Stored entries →
====
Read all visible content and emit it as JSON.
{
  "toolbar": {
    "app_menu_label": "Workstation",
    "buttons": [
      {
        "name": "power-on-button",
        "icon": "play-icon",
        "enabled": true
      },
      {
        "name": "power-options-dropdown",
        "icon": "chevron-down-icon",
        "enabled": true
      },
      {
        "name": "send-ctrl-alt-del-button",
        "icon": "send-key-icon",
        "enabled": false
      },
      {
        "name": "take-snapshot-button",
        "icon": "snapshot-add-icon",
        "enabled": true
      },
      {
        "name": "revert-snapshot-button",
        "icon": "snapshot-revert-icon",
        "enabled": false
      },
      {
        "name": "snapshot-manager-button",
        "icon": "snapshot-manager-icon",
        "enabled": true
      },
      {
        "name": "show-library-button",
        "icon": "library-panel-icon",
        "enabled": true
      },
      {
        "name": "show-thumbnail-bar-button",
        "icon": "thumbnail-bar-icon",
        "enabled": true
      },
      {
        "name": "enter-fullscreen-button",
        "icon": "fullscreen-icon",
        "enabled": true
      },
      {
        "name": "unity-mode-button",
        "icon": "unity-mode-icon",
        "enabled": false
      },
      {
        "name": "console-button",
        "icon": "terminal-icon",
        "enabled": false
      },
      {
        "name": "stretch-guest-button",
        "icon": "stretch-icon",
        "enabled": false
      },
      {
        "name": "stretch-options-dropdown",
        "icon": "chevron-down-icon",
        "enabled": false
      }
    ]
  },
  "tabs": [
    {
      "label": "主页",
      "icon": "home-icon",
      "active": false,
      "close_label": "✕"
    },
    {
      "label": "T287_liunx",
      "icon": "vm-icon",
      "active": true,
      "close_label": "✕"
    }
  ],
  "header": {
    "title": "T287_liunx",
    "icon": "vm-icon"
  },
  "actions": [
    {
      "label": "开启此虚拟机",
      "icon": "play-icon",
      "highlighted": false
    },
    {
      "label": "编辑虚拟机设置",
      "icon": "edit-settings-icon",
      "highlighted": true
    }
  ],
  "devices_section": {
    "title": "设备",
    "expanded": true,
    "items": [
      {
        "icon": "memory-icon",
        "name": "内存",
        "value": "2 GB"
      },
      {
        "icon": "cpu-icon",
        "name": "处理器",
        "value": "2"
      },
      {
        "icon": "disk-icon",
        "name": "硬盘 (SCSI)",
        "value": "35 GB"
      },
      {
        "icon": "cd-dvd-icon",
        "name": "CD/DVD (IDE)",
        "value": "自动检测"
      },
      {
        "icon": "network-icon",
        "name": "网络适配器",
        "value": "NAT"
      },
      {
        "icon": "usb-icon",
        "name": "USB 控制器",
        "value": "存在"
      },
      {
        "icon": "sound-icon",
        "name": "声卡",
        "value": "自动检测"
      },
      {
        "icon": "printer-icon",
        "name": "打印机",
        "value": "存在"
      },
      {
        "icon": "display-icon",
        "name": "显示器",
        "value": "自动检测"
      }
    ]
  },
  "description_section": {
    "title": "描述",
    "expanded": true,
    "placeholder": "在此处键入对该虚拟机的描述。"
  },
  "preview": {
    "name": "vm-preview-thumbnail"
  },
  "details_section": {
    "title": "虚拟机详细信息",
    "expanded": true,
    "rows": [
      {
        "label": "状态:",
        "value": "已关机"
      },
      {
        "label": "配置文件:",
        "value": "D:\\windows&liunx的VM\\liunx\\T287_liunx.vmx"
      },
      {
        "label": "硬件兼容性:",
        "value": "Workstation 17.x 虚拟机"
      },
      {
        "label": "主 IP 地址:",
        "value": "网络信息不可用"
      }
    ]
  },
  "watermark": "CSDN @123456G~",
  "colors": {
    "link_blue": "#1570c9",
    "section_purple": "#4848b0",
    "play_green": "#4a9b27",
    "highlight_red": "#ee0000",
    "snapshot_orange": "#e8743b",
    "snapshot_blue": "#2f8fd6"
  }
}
====
Work required → Write out every entry exactly as given.

Solution for this exercise →
Read all visible content and emit it as JSON.
{
  "toolbar": {
    "app_menu_label": "Workstation",
    "buttons": [
      {
        "name": "power-on-button",
        "icon": "play-icon",
        "enabled": true
      },
      {
        "name": "power-options-dropdown",
        "icon": "chevron-down-icon",
        "enabled": true
      },
      {
        "name": "send-ctrl-alt-del-button",
        "icon": "send-key-icon",
        "enabled": false
      },
      {
        "name": "take-snapshot-button",
        "icon": "snapshot-add-icon",
        "enabled": true
      },
      {
        "name": "revert-snapshot-button",
        "icon": "snapshot-revert-icon",
        "enabled": false
      },
      {
        "name": "snapshot-manager-button",
        "icon": "snapshot-manager-icon",
        "enabled": true
      },
      {
        "name": "show-library-button",
        "icon": "library-panel-icon",
        "enabled": true
      },
      {
        "name": "show-thumbnail-bar-button",
        "icon": "thumbnail-bar-icon",
        "enabled": true
      },
      {
        "name": "enter-fullscreen-button",
        "icon": "fullscreen-icon",
        "enabled": true
      },
      {
        "name": "unity-mode-button",
        "icon": "unity-mode-icon",
        "enabled": false
      },
      {
        "name": "console-button",
        "icon": "terminal-icon",
        "enabled": false
      },
      {
        "name": "stretch-guest-button",
        "icon": "stretch-icon",
        "enabled": false
      },
      {
        "name": "stretch-options-dropdown",
        "icon": "chevron-down-icon",
        "enabled": false
      }
    ]
  },
  "tabs": [
    {
      "label": "主页",
      "icon": "home-icon",
      "active": false,
      "close_label": "✕"
    },
    {
      "label": "T287_liunx",
      "icon": "vm-icon",
      "active": true,
      "close_label": "✕"
    }
  ],
  "header": {
    "title": "T287_liunx",
    "icon": "vm-icon"
  },
  "actions": [
    {
      "label": "开启此虚拟机",
      "icon": "play-icon",
      "highlighted": false
    },
    {
      "label": "编辑虚拟机设置",
      "icon": "edit-settings-icon",
      "highlighted": true
    }
  ],
  "devices_section": {
    "title": "设备",
    "expanded": true,
    "items": [
      {
        "icon": "memory-icon",
        "name": "内存",
        "value": "2 GB"
      },
      {
        "icon": "cpu-icon",
        "name": "处理器",
        "value": "2"
      },
      {
        "icon": "disk-icon",
        "name": "硬盘 (SCSI)",
        "value": "35 GB"
      },
      {
        "icon": "cd-dvd-icon",
        "name": "CD/DVD (IDE)",
        "value": "自动检测"
      },
      {
        "icon": "network-icon",
        "name": "网络适配器",
        "value": "NAT"
      },
      {
        "icon": "usb-icon",
        "name": "USB 控制器",
        "value": "存在"
      },
      {
        "icon": "sound-icon",
        "name": "声卡",
        "value": "自动检测"
      },
      {
        "icon": "printer-icon",
        "name": "打印机",
        "value": "存在"
      },
      {
        "icon": "display-icon",
        "name": "显示器",
        "value": "自动检测"
      }
    ]
  },
  "description_section": {
    "title": "描述",
    "expanded": true,
    "placeholder": "在此处键入对该虚拟机的描述。"
  },
  "preview": {
    "name": "vm-preview-thumbnail"
  },
  "details_section": {
    "title": "虚拟机详细信息",
    "expanded": true,
    "rows": [
      {
        "label": "状态:",
        "value": "已关机"
      },
      {
        "label": "配置文件:",
        "value": "D:\\windows&liunx的VM\\liunx\\T287_liunx.vmx"
      },
      {
        "label": "硬件兼容性:",
        "value": "Workstation 17.x 虚拟机"
      },
      {
        "label": "主 IP 地址:",
        "value": "网络信息不可用"
      }
    ]
  },
  "watermark": "CSDN @123456G~",
  "colors": {
    "link_blue": "#1570c9",
    "section_purple": "#4848b0",
    "play_green": "#4a9b27",
    "highlight_red": "#ee0000",
    "snapshot_orange": "#e8743b",
    "snapshot_blue": "#2f8fd6"
  }
}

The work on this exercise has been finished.